-- start of Data section --
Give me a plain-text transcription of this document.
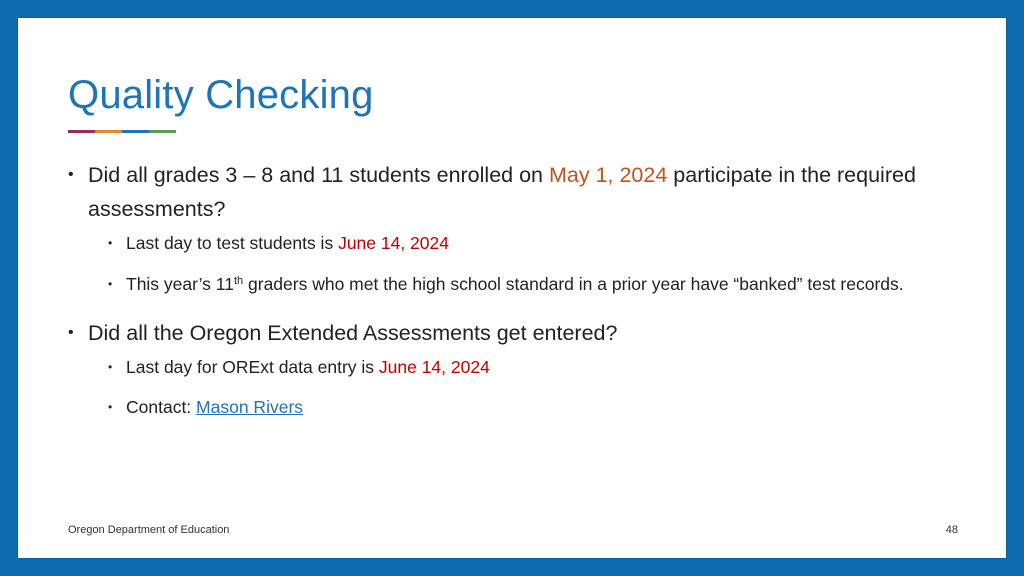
Quality Checking
• Did all grades 3 – 8 and 11 students enrolled on May 1, 2024 participate in the required assessments?
• Last day to test students is June 14, 2024
• This year’s 11th graders who met the high school standard in a prior year have “banked” test records.
• Did all the Oregon Extended Assessments get entered?
• Last day for ORExt data entry is June 14, 2024
• Contact: Mason Rivers
Oregon Department of Education	48
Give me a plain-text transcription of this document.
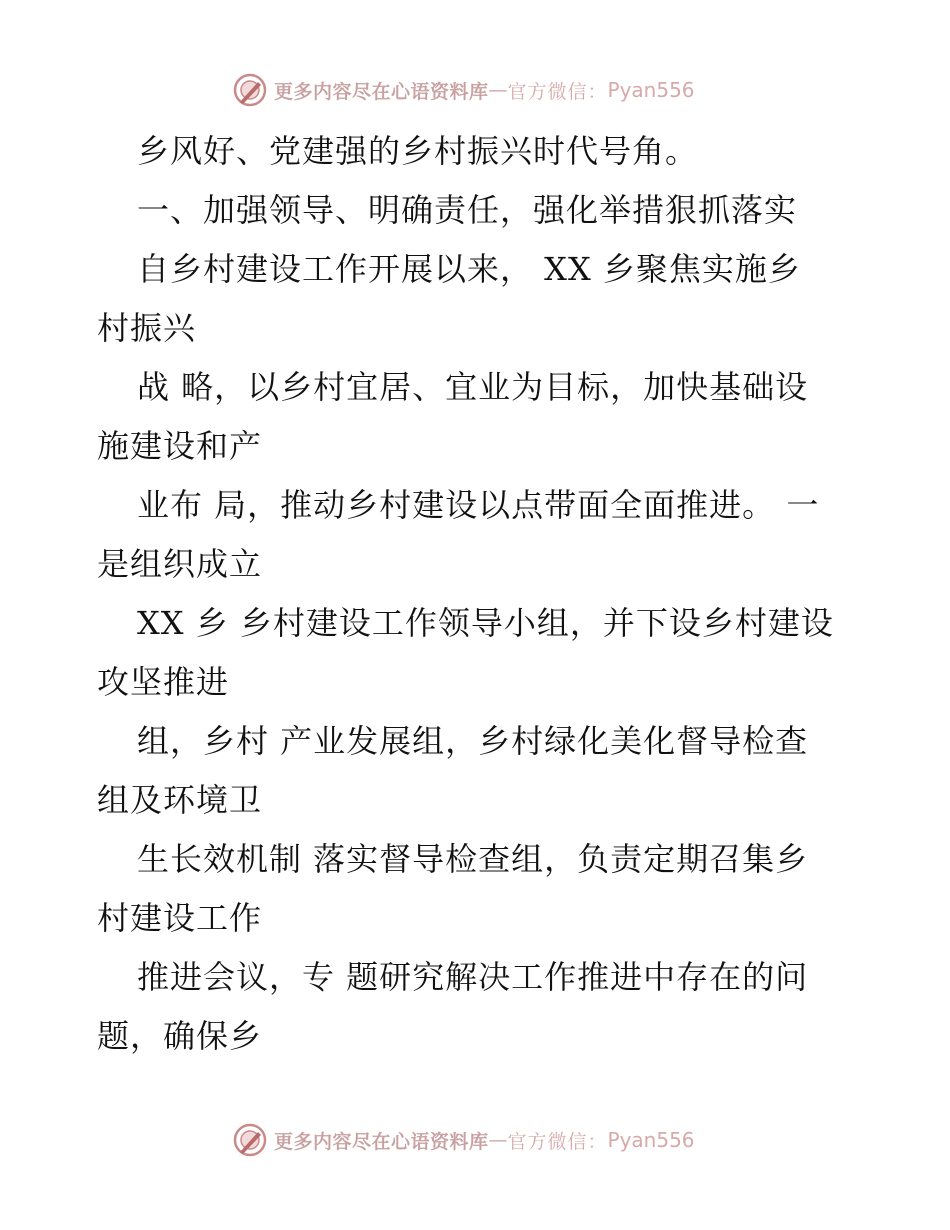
更多内容尽在心语资料库 — 官方微信： Pyan556
乡风好、党建强的乡村振兴时代号角。
一、加强领导、明确责任，强化举措狠抓落实
自乡村建设工作开展以来， XX 乡聚焦实施乡
村振兴
战 略，以乡村宜居、宜业为目标，加快基础设
施建设和产
业布 局，推动乡村建设以点带面全面推进。 一
是组织成立
XX 乡 乡村建设工作领导小组，并下设乡村建设
攻坚推进
组，乡村 产业发展组，乡村绿化美化督导检查
组及环境卫
生长效机制 落实督导检查组，负责定期召集乡
村建设工作
推进会议，专 题研究解决工作推进中存在的问
题，确保乡
更多内容尽在心语资料库 — 官方微信： Pyan556
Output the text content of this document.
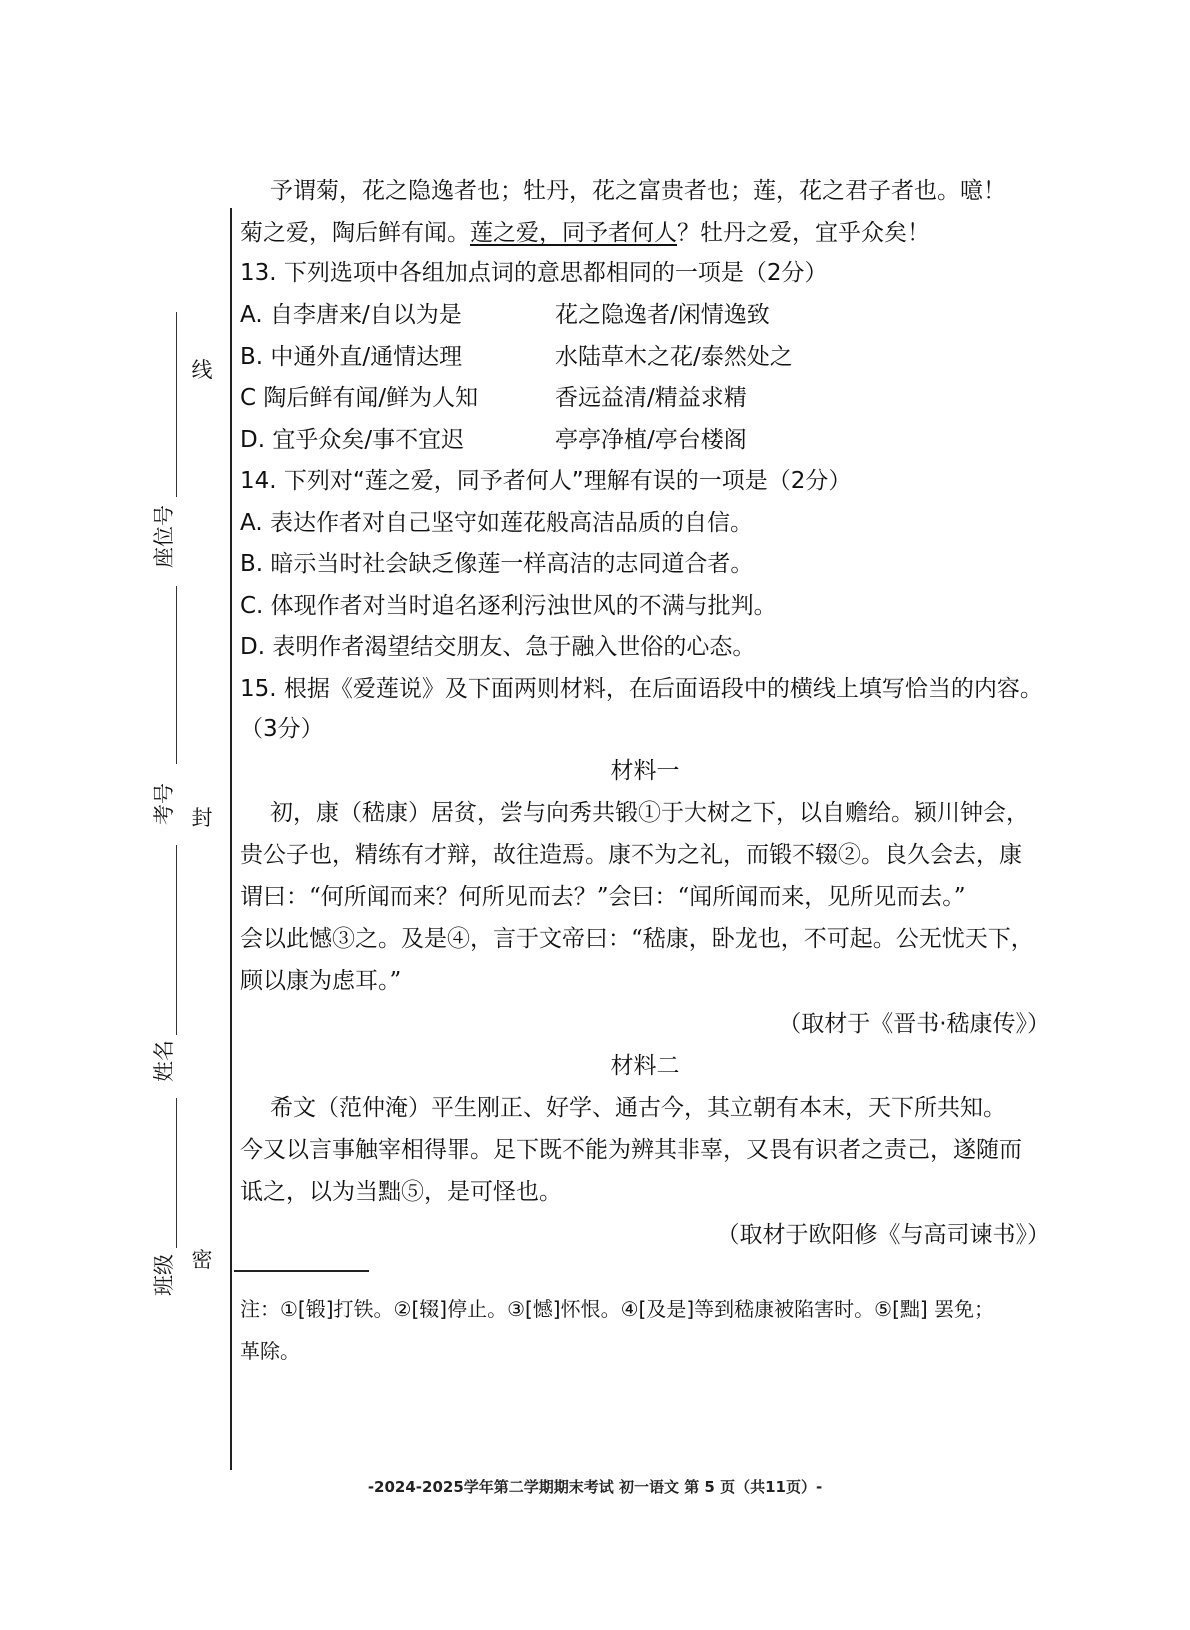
线
封
密
座位号
考号
姓名
班级
予谓菊，花之隐逸者也；牡丹，花之富贵者也；莲，花之君子者也。噫！
菊之爱，陶后鲜有闻。莲之爱，同予者何人？牡丹之爱，宜乎众矣！
13. 下列选项中各组加点词的意思都相同的一项是（2分）
A. 自李唐来/自以为是	花之隐逸者/闲情逸致
B. 中通外直/通情达理	水陆草木之花/泰然处之
C 陶后鲜有闻/鲜为人知	香远益清/精益求精
D. 宜乎众矣/事不宜迟	亭亭净植/亭台楼阁
14. 下列对“莲之爱，同予者何人”理解有误的一项是（2分）
A. 表达作者对自己坚守如莲花般高洁品质的自信。
B. 暗示当时社会缺乏像莲一样高洁的志同道合者。
C. 体现作者对当时追名逐利污浊世风的不满与批判。
D. 表明作者渴望结交朋友、急于融入世俗的心态。
15. 根据《爱莲说》及下面两则材料，在后面语段中的横线上填写恰当的内容。
（3分）
材料一
初，康（嵇康）居贫，尝与向秀共锻①于大树之下，以自赡给。颍川钟会，
贵公子也，精练有才辩，故往造焉。康不为之礼，而锻不辍②。良久会去，康
谓曰：“何所闻而来？何所见而去？”会曰：“闻所闻而来，见所见而去。”
会以此憾③之。及是④，言于文帝曰：“嵇康，卧龙也，不可起。公无忧天下，
顾以康为虑耳。”
（取材于《晋书·嵇康传》）
材料二
希文（范仲淹）平生刚正、好学、通古今，其立朝有本末，天下所共知。
今又以言事触宰相得罪。足下既不能为辨其非辜，又畏有识者之责己，遂随而
诋之，以为当黜⑤，是可怪也。
（取材于欧阳修《与高司谏书》）
注：①[锻]打铁。②[辍]停止。③[憾]怀恨。④[及是]等到嵇康被陷害时。⑤[黜] 罢免；
革除。
-2024-2025学年第二学期期末考试 初一语文 第 5 页（共11页）-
-- end of Data section --
Print every entry above again without changing a word, and omit the pictures.

Give me a plain-text transcription of this document.
Quality Checking
• Did all grades 3 – 8 and 11 students enrolled on May 1, 2024 participate in the required assessments?
• Last day to test students is June 14, 2024
• This year’s 11th graders who met the high school standard in a prior year have “banked” test records.
• Did all the Oregon Extended Assessments get entered?
• Last day for ORExt data entry is June 14, 2024
• Contact: Mason Rivers
Oregon Department of Education	48
Give me a plain-text transcription of this document.
更多内容尽在心语资料库 — 官方微信： Pyan556
乡风好、党建强的乡村振兴时代号角。
一、加强领导、明确责任，强化举措狠抓落实
自乡村建设工作开展以来， XX 乡聚焦实施乡
村振兴
战 略，以乡村宜居、宜业为目标，加快基础设
施建设和产
业布 局，推动乡村建设以点带面全面推进。 一
是组织成立
XX 乡 乡村建设工作领导小组，并下设乡村建设
攻坚推进
组，乡村 产业发展组，乡村绿化美化督导检查
组及环境卫
生长效机制 落实督导检查组，负责定期召集乡
村建设工作
推进会议，专 题研究解决工作推进中存在的问
题，确保乡
更多内容尽在心语资料库 — 官方微信： Pyan556
Output the text content of this document.
线
封
密
座位号
考号
姓名
班级
予谓菊，花之隐逸者也；牡丹，花之富贵者也；莲，花之君子者也。噫！
菊之爱，陶后鲜有闻。莲之爱，同予者何人？牡丹之爱，宜乎众矣！
13. 下列选项中各组加点词的意思都相同的一项是（2分）
A. 自李唐来/自以为是	花之隐逸者/闲情逸致
B. 中通外直/通情达理	水陆草木之花/泰然处之
C 陶后鲜有闻/鲜为人知	香远益清/精益求精
D. 宜乎众矣/事不宜迟	亭亭净植/亭台楼阁
14. 下列对“莲之爱，同予者何人”理解有误的一项是（2分）
A. 表达作者对自己坚守如莲花般高洁品质的自信。
B. 暗示当时社会缺乏像莲一样高洁的志同道合者。
C. 体现作者对当时追名逐利污浊世风的不满与批判。
D. 表明作者渴望结交朋友、急于融入世俗的心态。
15. 根据《爱莲说》及下面两则材料，在后面语段中的横线上填写恰当的内容。
（3分）
材料一
初，康（嵇康）居贫，尝与向秀共锻①于大树之下，以自赡给。颍川钟会，
贵公子也，精练有才辩，故往造焉。康不为之礼，而锻不辍②。良久会去，康
谓曰：“何所闻而来？何所见而去？”会曰：“闻所闻而来，见所见而去。”
会以此憾③之。及是④，言于文帝曰：“嵇康，卧龙也，不可起。公无忧天下，
顾以康为虑耳。”
（取材于《晋书·嵇康传》）
材料二
希文（范仲淹）平生刚正、好学、通古今，其立朝有本末，天下所共知。
今又以言事触宰相得罪。足下既不能为辨其非辜，又畏有识者之责己，遂随而
诋之，以为当黜⑤，是可怪也。
（取材于欧阳修《与高司谏书》）
注：①[锻]打铁。②[辍]停止。③[憾]怀恨。④[及是]等到嵇康被陷害时。⑤[黜] 罢免；
革除。
-2024-2025学年第二学期期末考试 初一语文 第 5 页（共11页）-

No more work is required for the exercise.